Do this: State the number of lines, and only that number, in which the word "JSON" appears.

Records for processing:
★ ★ ★

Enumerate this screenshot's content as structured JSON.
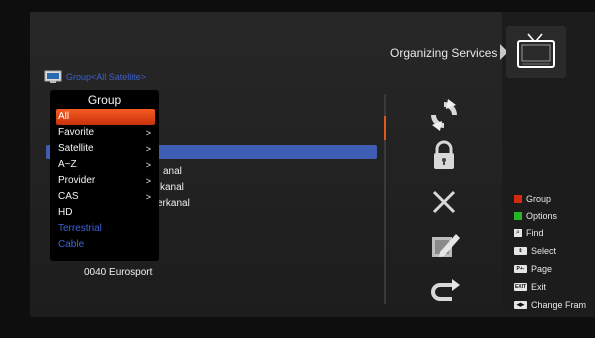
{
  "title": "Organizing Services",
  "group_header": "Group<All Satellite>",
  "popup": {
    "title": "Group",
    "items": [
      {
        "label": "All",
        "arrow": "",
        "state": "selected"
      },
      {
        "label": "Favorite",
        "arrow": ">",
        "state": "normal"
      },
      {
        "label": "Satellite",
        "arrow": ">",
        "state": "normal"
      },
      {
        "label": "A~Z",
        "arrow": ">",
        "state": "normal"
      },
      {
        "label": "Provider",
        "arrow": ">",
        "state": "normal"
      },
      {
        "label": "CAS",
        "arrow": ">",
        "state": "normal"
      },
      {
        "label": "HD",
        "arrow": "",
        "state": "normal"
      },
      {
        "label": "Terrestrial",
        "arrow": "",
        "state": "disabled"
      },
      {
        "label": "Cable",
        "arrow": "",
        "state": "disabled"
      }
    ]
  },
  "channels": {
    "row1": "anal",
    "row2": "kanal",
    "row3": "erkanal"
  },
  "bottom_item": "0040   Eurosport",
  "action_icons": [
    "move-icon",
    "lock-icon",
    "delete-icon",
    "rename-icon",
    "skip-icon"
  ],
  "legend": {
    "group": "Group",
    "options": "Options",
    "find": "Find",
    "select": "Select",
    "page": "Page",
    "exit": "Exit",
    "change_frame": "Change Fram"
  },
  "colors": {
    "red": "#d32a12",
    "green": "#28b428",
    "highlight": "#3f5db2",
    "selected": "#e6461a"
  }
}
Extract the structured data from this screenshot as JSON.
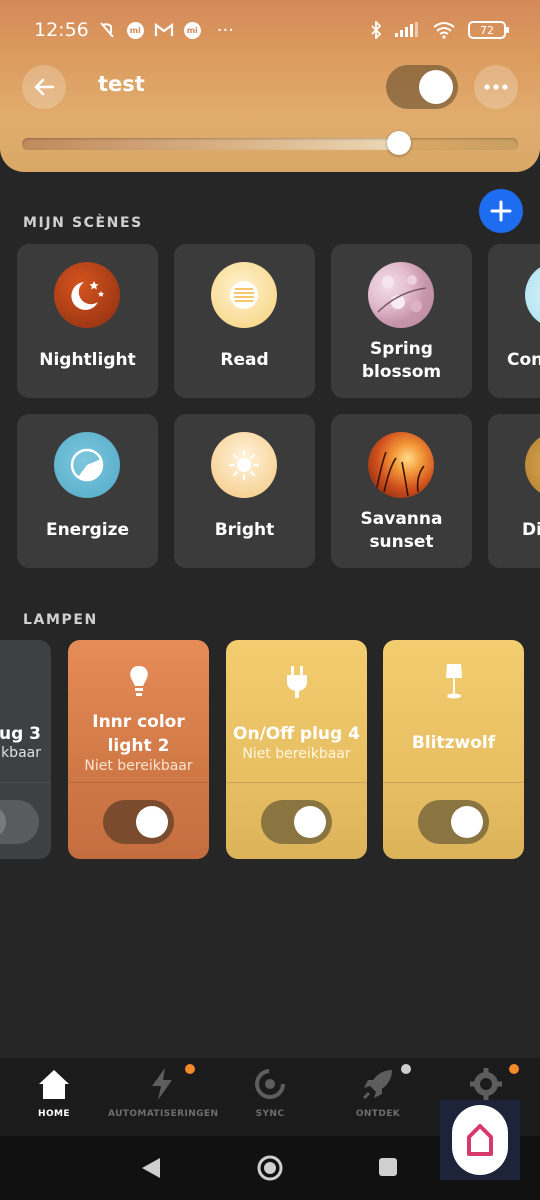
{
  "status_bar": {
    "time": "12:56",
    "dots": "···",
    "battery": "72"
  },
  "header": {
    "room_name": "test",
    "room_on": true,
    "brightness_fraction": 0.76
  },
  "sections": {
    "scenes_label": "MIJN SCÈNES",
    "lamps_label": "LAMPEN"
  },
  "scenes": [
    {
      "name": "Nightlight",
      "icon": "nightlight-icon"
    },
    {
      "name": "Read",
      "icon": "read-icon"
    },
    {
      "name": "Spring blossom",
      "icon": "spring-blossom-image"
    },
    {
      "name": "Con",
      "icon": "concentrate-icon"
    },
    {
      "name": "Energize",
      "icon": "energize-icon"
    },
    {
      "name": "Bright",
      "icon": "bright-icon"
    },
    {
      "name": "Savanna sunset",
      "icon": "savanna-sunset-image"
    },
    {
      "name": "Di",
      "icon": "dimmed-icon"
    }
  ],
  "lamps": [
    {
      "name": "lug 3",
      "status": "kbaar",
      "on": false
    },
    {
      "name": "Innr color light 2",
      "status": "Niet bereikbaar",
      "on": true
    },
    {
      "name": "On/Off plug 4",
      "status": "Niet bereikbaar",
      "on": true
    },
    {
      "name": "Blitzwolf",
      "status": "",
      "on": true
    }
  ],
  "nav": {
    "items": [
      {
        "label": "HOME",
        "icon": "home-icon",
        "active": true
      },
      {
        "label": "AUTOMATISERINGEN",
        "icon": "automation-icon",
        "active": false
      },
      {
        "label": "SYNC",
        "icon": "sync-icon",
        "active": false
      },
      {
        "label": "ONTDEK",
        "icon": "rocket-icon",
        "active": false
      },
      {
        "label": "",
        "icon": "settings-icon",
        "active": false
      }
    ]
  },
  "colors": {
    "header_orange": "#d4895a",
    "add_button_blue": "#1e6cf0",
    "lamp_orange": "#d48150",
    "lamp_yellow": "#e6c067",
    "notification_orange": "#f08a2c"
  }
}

★ ★ ★

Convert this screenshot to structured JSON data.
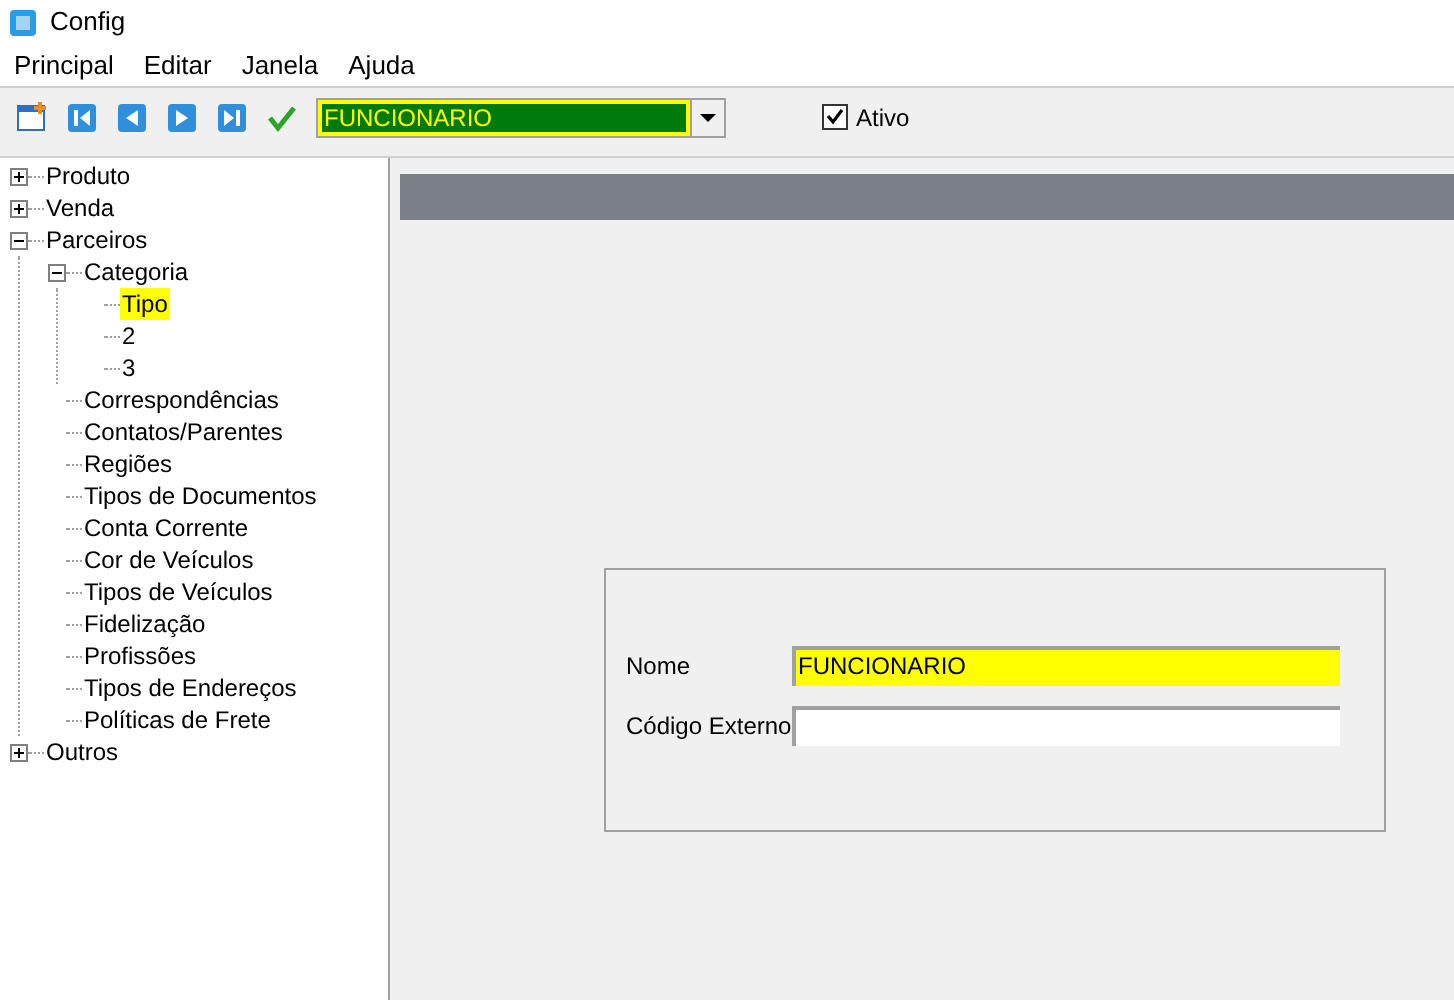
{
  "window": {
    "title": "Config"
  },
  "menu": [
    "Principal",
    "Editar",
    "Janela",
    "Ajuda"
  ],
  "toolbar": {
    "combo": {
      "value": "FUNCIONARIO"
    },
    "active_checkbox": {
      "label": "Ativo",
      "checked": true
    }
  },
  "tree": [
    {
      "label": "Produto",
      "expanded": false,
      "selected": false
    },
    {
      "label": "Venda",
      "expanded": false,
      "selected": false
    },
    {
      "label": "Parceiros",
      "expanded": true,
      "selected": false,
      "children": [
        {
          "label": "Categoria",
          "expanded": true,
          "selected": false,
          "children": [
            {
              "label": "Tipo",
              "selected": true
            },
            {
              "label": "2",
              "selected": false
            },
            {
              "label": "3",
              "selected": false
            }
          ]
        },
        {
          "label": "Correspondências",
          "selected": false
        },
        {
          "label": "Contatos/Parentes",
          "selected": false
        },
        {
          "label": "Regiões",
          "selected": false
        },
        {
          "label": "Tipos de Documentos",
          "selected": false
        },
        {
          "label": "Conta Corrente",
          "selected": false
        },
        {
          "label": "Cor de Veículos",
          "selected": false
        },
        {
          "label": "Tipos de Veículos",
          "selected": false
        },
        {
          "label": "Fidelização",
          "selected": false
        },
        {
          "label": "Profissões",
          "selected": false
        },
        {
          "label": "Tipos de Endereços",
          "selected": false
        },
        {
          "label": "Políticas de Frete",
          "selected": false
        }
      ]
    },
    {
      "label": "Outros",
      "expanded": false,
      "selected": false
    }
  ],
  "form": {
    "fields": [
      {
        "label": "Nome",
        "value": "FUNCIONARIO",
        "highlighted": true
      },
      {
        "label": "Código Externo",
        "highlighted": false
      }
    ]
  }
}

★ ★ ★

Result for this task: 3